PASSAGE Start Marker

In the Nordic countries, filmjölk is often eaten with breakfast cereal, muesli or crushed crisp bread on top. Some people add sugar, jam, apple sauce, cinnamon, ginger, fruits, or berries for extra flavor.

In Norwegian it is called surmelk (surmjølk) ('sour milk') or skjør/skyr but the official name is kulturmelk (kulturmjølk). The drink is also popular in Latvian kitchens, where it is called rūgušpiens, rūgtpiens ('fermented milk' or 'sour milk') and can be bought ready from stores but is more commonly made at home. It can also be purchased and is popular in the neighboring country, Lithuania, where it is called rūgpienis or raugintas pienas ('sour/fermented milk'). Due to its popularity, it can be bought in many stores alongside kefir.

Manufactured filmjölk is made from pasteurised, homogenised, and standardised cow's milk. Although homemade filmjölk has been around for a long time (written records from the 18th century speak of filmjölk-like products, but it has probably been around since the Viking Age or longer), it was first introduced to the Swedish market as a consumer product in 1931 by the Swedish dairy cooperative Arla. The first filmjölk was unflavoured and contained 3% milkfat. Since the 1960s, different varieties of unflavoured filmjölk have been marketed in Swedish grocery stores. Långfil, a more elastic variant of filmjölk was introduced in 1965; lättfil, filmjölk with 0.5% milkfat was introduced in 1967; and mellanfil, filmjölk with 1.5% milkfat, was introduced in 1990.

PASSAGE End Marker
GIVEN DATA Start Marker

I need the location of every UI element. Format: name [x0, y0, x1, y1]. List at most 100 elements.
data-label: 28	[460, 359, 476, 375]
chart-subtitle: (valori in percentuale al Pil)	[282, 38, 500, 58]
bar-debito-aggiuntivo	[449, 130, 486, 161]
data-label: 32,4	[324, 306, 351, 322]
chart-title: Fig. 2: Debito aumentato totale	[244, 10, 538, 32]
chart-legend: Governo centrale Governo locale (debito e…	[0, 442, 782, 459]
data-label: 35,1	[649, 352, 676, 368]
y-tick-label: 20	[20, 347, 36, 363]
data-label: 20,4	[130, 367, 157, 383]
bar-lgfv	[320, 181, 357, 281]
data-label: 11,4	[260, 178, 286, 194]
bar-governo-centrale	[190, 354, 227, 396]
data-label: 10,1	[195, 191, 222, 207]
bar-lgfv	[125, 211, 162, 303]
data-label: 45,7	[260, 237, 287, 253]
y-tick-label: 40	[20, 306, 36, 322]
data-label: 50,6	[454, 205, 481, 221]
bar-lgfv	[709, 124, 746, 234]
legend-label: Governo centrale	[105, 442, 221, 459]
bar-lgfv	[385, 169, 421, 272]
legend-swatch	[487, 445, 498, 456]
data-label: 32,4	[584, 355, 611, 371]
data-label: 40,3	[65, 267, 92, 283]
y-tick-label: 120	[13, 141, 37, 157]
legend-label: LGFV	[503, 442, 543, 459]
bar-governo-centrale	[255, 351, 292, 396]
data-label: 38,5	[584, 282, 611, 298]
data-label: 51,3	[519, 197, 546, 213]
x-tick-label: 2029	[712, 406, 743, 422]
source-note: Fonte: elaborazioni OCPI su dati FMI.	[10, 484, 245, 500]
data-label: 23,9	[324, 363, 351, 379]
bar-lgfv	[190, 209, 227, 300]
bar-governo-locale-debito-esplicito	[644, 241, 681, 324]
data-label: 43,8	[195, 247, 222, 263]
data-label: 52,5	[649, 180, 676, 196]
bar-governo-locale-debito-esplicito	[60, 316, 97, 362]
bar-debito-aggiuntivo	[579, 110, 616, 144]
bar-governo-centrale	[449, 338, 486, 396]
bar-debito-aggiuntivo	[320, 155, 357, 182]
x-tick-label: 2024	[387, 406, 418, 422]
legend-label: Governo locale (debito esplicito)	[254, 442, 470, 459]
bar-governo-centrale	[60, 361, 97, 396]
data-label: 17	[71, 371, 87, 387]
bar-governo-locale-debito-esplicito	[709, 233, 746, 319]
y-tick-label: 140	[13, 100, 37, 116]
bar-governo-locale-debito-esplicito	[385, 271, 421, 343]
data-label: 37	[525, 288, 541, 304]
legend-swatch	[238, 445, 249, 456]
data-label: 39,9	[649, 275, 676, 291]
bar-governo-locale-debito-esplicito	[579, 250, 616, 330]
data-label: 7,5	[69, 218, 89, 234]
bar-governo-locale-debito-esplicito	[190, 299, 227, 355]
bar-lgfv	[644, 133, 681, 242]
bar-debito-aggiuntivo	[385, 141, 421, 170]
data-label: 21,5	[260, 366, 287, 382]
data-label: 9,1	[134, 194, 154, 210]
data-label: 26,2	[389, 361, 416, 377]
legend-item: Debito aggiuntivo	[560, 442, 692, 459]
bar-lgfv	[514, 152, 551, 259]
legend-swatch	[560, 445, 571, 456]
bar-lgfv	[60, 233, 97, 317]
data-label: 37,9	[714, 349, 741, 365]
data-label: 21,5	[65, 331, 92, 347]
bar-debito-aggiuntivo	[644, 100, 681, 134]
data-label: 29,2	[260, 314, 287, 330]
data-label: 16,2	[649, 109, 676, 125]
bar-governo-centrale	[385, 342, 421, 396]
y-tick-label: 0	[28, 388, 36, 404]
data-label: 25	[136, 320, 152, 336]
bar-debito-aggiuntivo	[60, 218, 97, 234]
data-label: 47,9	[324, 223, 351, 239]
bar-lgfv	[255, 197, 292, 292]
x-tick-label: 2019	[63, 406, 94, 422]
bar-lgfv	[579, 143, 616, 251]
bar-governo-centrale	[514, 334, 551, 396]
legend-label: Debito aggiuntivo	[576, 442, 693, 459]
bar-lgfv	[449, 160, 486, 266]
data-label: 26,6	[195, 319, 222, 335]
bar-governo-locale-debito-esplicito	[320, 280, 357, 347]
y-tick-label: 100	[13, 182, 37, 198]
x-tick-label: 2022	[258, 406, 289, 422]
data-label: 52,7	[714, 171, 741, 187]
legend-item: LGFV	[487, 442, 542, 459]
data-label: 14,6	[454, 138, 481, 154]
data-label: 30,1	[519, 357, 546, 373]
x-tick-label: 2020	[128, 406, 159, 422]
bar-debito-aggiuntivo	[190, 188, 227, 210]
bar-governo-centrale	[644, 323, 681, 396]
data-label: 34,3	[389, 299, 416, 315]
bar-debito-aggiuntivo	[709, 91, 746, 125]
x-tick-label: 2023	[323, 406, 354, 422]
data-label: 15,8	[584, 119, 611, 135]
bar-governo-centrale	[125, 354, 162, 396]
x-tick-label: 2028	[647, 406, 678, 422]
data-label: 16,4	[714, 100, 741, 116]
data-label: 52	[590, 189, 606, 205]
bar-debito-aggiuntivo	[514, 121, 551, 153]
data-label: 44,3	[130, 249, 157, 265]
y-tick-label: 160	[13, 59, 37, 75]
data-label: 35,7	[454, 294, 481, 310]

GIVEN DATA End Marker

REQUIREMENT A. Print the part of the filmjölk passage that begins at the words "In the Nordic" and stops after "stores alongside kefir.".
REQUIREMENT B. Decide whether each statement agrees with the filmjölk passage, answering yes or no and quoting the words that settle it: (i) Arla brought filmjölk to the Swedish market as a consumer product in 1931. (ii) Lättfil is filmjölk with 1.5% milkfat. (iii) In Latvia the drink is more often bought in stores than made at home.
These entries were taken from a different source than the filmjölk passage.

TASK SOLUTION A.
In the Nordic countries, filmjölk is often eaten with breakfast cereal, muesli or crushed crisp bread on top. Some people add sugar, jam, apple sauce, cinnamon, ginger, fruits, or berries for extra flavor.

In Norwegian it is called surmelk (surmjølk) ('sour milk') or skjør/skyr but the official name is kulturmelk (kulturmjølk). The drink is also popular in Latvian kitchens, where it is called rūgušpiens, rūgtpiens ('fermented milk' or 'sour milk') and can be bought ready from stores but is more commonly made at home. It can also be purchased and is popular in the neighboring country, Lithuania, where it is called rūgpienis or raugintas pienas ('sour/fermented milk'). Due to its popularity, it can be bought in many stores alongside kefir.

TASK SOLUTION B.
(i) Yes: "it was first introduced to the Swedish market as a consumer product in 1931 by the Swedish dairy cooperative Arla"
(ii) No: "lättfil, filmjölk with 0.5% milkfat was introduced in 1967"
(iii) No: "can be bought ready from stores but is more commonly made at home"